Figure record extracts:
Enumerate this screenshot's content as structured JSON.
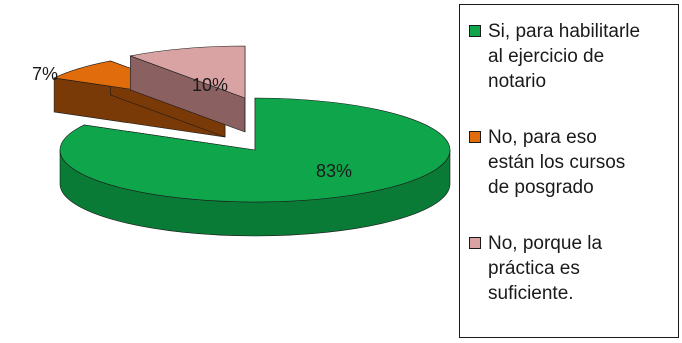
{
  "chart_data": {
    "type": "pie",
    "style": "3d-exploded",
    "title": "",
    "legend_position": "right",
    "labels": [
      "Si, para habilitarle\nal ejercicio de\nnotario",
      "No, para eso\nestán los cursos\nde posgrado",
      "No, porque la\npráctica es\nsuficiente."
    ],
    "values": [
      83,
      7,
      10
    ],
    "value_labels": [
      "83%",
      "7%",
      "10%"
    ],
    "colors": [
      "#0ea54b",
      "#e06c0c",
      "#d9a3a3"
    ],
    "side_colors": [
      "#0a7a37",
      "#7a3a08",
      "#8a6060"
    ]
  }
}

WRITTEN TASK
Each record should be quoted exactly, with the images omitted.

EXERCISE OUTPUT
Enumerate this screenshot's content as structured JSON.
{
  "chart_data": {
    "type": "pie",
    "style": "3d-exploded",
    "title": "",
    "legend_position": "right",
    "labels": [
      "Si, para habilitarle\nal ejercicio de\nnotario",
      "No, para eso\nestán los cursos\nde posgrado",
      "No, porque la\npráctica es\nsuficiente."
    ],
    "values": [
      83,
      7,
      10
    ],
    "value_labels": [
      "83%",
      "7%",
      "10%"
    ],
    "colors": [
      "#0ea54b",
      "#e06c0c",
      "#d9a3a3"
    ],
    "side_colors": [
      "#0a7a37",
      "#7a3a08",
      "#8a6060"
    ]
  }
}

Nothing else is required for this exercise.